**Data extract**
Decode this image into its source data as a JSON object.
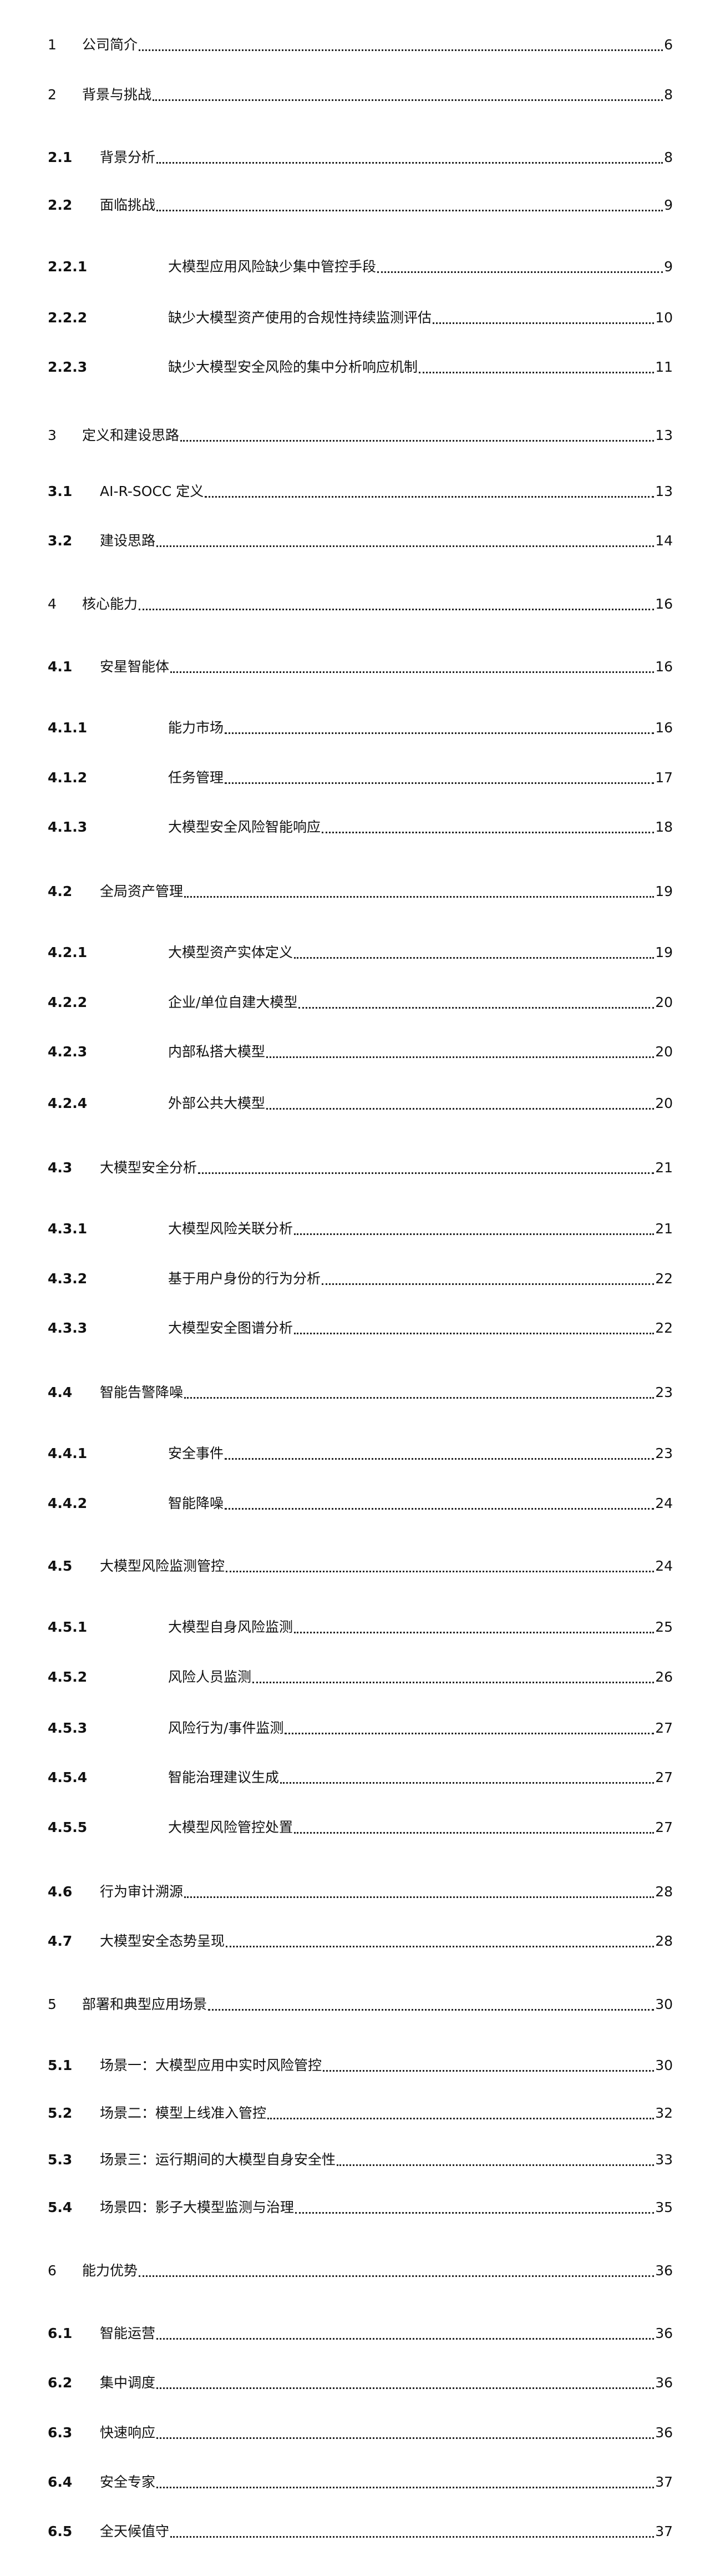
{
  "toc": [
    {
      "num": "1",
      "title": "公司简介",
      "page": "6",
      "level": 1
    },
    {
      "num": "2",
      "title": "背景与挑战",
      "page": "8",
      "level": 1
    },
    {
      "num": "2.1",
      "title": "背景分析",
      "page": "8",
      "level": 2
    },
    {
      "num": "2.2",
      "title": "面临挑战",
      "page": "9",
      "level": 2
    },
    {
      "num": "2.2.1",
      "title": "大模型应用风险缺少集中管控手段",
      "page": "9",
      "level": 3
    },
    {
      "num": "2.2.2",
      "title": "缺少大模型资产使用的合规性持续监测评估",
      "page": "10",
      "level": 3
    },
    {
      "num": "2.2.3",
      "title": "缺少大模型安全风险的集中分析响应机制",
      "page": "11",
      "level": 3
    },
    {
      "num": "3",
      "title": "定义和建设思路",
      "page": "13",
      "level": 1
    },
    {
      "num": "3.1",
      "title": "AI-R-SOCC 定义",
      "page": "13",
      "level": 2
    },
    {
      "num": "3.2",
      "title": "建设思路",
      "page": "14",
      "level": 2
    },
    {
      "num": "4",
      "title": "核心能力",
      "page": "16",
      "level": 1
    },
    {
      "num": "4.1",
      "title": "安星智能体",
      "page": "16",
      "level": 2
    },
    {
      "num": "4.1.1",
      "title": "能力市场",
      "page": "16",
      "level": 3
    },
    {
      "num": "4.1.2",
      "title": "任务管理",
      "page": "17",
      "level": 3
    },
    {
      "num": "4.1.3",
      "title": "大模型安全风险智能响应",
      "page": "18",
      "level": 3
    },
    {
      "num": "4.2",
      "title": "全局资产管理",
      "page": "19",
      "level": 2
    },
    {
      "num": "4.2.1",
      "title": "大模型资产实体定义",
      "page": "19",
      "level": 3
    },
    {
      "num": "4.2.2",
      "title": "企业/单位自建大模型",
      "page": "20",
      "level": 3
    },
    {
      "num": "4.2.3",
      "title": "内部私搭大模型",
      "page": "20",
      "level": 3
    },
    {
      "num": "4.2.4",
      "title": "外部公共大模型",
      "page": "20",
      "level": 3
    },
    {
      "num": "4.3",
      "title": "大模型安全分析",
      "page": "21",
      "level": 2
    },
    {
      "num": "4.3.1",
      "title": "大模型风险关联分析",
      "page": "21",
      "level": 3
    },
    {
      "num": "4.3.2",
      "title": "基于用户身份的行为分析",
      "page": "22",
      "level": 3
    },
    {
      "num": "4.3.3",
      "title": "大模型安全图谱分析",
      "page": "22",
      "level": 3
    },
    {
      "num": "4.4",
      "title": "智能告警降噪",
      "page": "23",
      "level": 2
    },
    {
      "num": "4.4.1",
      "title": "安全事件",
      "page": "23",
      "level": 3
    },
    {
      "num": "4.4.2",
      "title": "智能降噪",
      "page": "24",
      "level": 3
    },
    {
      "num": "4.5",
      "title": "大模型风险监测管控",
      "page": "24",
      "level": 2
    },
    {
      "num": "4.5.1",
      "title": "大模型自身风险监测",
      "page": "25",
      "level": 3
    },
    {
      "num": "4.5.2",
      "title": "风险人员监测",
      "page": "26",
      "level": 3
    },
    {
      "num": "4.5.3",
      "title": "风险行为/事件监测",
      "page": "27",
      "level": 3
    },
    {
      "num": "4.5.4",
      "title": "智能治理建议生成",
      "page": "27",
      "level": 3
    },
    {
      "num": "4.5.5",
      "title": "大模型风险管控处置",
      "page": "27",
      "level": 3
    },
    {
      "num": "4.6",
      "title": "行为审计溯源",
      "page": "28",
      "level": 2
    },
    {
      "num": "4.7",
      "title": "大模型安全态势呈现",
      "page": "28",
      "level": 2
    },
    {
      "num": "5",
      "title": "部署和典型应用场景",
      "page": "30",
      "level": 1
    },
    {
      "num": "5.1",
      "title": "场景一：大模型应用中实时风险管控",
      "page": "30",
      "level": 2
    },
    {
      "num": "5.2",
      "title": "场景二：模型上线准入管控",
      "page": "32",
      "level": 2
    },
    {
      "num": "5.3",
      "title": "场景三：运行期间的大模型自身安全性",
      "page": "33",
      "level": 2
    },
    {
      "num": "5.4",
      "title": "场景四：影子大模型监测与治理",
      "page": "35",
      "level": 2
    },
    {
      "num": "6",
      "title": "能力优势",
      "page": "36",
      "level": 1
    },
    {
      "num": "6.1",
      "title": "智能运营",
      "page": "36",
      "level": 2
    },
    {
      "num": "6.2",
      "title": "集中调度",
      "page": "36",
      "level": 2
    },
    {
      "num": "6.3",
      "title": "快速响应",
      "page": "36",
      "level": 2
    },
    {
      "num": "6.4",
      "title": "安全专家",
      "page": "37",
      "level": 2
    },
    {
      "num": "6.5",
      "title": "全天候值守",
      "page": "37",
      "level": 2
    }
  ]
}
==
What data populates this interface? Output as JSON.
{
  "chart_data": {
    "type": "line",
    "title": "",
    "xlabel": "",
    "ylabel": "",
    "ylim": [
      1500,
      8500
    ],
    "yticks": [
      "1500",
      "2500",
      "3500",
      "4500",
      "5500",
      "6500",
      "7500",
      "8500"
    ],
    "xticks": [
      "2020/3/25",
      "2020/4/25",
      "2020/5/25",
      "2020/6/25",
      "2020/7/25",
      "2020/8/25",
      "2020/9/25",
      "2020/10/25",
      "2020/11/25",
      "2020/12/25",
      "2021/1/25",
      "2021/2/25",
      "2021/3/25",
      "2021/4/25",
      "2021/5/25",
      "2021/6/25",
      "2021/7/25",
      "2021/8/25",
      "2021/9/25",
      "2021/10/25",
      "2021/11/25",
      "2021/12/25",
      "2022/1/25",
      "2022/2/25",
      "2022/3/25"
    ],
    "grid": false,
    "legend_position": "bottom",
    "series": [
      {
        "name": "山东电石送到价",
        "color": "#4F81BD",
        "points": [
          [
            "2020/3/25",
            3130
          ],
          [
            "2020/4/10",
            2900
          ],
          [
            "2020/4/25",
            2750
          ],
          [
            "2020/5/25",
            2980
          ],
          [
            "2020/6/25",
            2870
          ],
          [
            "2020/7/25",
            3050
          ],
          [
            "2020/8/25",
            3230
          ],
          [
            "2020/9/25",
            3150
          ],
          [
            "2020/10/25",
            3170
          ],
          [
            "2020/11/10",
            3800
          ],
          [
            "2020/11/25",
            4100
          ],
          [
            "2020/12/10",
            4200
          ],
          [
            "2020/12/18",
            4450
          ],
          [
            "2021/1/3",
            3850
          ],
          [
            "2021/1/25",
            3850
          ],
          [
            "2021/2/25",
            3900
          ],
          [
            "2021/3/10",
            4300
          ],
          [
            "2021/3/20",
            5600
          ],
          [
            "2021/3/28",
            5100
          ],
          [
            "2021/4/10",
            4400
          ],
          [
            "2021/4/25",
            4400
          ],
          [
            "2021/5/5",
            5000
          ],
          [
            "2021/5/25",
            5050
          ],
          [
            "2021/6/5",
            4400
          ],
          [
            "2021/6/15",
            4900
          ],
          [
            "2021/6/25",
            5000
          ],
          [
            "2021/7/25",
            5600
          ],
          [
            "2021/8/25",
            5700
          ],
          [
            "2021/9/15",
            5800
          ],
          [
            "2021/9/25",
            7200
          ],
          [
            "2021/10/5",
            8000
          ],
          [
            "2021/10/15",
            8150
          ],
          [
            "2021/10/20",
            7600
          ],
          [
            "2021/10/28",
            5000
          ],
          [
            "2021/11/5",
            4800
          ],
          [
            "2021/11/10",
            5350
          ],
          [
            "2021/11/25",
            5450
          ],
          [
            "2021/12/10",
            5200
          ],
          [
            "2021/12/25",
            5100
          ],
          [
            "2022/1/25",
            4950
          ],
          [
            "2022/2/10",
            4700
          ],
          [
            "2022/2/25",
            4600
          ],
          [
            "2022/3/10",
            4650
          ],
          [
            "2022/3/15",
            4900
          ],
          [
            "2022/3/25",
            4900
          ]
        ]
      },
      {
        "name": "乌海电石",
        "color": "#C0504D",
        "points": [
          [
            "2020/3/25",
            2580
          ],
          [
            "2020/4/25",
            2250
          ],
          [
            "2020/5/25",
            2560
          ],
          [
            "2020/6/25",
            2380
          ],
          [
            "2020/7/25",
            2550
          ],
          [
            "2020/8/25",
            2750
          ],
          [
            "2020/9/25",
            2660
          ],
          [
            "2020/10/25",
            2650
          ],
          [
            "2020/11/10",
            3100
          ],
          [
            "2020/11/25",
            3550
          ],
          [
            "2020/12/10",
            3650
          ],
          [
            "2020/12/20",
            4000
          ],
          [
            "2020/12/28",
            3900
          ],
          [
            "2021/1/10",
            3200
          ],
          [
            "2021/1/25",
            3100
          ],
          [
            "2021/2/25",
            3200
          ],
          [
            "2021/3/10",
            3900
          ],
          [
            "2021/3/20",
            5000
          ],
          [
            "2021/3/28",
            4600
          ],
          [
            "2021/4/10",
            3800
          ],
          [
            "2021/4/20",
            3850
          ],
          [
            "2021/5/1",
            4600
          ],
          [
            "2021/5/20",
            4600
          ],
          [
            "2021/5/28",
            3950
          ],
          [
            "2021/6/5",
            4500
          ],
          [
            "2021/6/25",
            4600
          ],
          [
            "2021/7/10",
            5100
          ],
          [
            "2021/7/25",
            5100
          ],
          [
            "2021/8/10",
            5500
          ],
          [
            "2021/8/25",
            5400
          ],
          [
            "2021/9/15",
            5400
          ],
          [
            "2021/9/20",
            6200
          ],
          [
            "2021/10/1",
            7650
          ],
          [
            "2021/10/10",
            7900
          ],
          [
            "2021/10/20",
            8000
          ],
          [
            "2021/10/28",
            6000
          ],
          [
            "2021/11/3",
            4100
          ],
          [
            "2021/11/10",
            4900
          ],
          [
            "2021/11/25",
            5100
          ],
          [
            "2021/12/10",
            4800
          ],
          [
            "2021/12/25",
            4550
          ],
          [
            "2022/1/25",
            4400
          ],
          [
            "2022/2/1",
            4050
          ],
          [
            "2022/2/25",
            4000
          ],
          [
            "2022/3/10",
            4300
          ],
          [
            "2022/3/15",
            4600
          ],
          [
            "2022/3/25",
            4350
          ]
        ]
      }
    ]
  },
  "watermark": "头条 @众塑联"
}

**Request**
Copy out the lines that hold "this".

**Response below**
Decode this image into its source data as a JSON object.
What data populates this interface? Output as JSON.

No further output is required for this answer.